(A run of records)
______
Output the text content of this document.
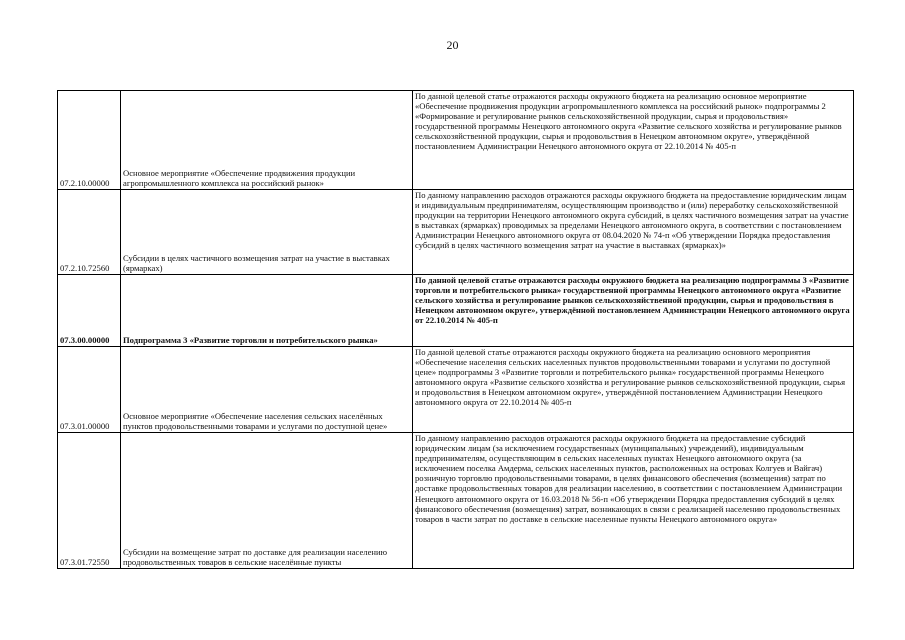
20
07.2.10.00000	Основное мероприятие «Обеспечение продвижения продукции агропромышленного комплекса на российский рынок»	По данной целевой статье отражаются расходы окружного бюджета на реализацию основное мероприятие «Обеспечение продвижения продукции агропромышленного комплекса на российский рынок» подпрограммы 2 «Формирование и регулирование рынков сельскохозяйственной продукции, сырья и продовольствия» государственной программы Ненецкого автономного округа «Развитие сельского хозяйства и регулирование рынков сельскохозяйственной продукции, сырья и продовольствия в Ненецком автономном округе», утверждённой постановлением Администрации Ненецкого автономного округа от 22.10.2014 № 405-п
07.2.10.72560	Субсидии в целях частичного возмещения затрат на участие в выставках (ярмарках)	По данному направлению расходов отражаются расходы окружного бюджета на предоставление юридическим лицам и индивидуальным предпринимателям, осуществляющим производство и (или) переработку сельскохозяйственной продукции на территории Ненецкого автономного округа субсидий, в целях частичного возмещения затрат на участие в выставках (ярмарках) проводимых за пределами Ненецкого автономного округа, в соответствии с постановлением Администрации Ненецкого автономного округа от 08.04.2020 № 74-п «Об утверждении Порядка предоставления субсидий в целях частичного возмещения затрат на участие в выставках (ярмарках)»
07.3.00.00000	Подпрограмма 3 «Развитие торговли и потребительского рынка»	По данной целевой статье отражаются расходы окружного бюджета на реализацию подпрограммы 3 «Развитие торговли и потребительского рынка» государственной программы Ненецкого автономного округа «Развитие сельского хозяйства и регулирование рынков сельскохозяйственной продукции, сырья и продовольствия в Ненецком автономном округе», утверждённой постановлением Администрации Ненецкого автономного округа от 22.10.2014 № 405-п
07.3.01.00000	Основное мероприятие «Обеспечение населения сельских населённых пунктов продовольственными товарами и услугами по доступной цене»	По данной целевой статье отражаются расходы окружного бюджета на реализацию основного мероприятия «Обеспечение населения сельских населенных пунктов продовольственными товарами и услугами по доступной цене» подпрограммы 3 «Развитие торговли и потребительского рынка» государственной программы Ненецкого автономного округа «Развитие сельского хозяйства и регулирование рынков сельскохозяйственной продукции, сырья и продовольствия в Ненецком автономном округе», утверждённой постановлением Администрации Ненецкого автономного округа от 22.10.2014 № 405-п
07.3.01.72550	Субсидии на возмещение затрат по доставке для реализации населению продовольственных товаров в сельские населённые пункты	По данному направлению расходов отражаются расходы окружного бюджета на предоставление субсидий юридическим лицам (за исключением государственных (муниципальных) учреждений), индивидуальным предпринимателям, осуществляющим в сельских населенных пунктах Ненецкого автономного округа (за исключением поселка Амдерма, сельских населенных пунктов, расположенных на островах Колгуев и Вайгач) розничную торговлю продовольственными товарами, в целях финансового обеспечения (возмещения) затрат по доставке продовольственных товаров для реализации населению, в соответствии с постановлением Администрации Ненецкого автономного округа от 16.03.2018 № 56-п «Об утверждении Порядка предоставления субсидий в целях финансового обеспечения (возмещения) затрат, возникающих в связи с реализацией населению продовольственных товаров в части затрат по доставке в сельские населенные пункты Ненецкого автономного округа»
______
[Work to do] Lines containing the string "Основное" should be counted; reply with their number and nothing more.

[Solution for this task] 2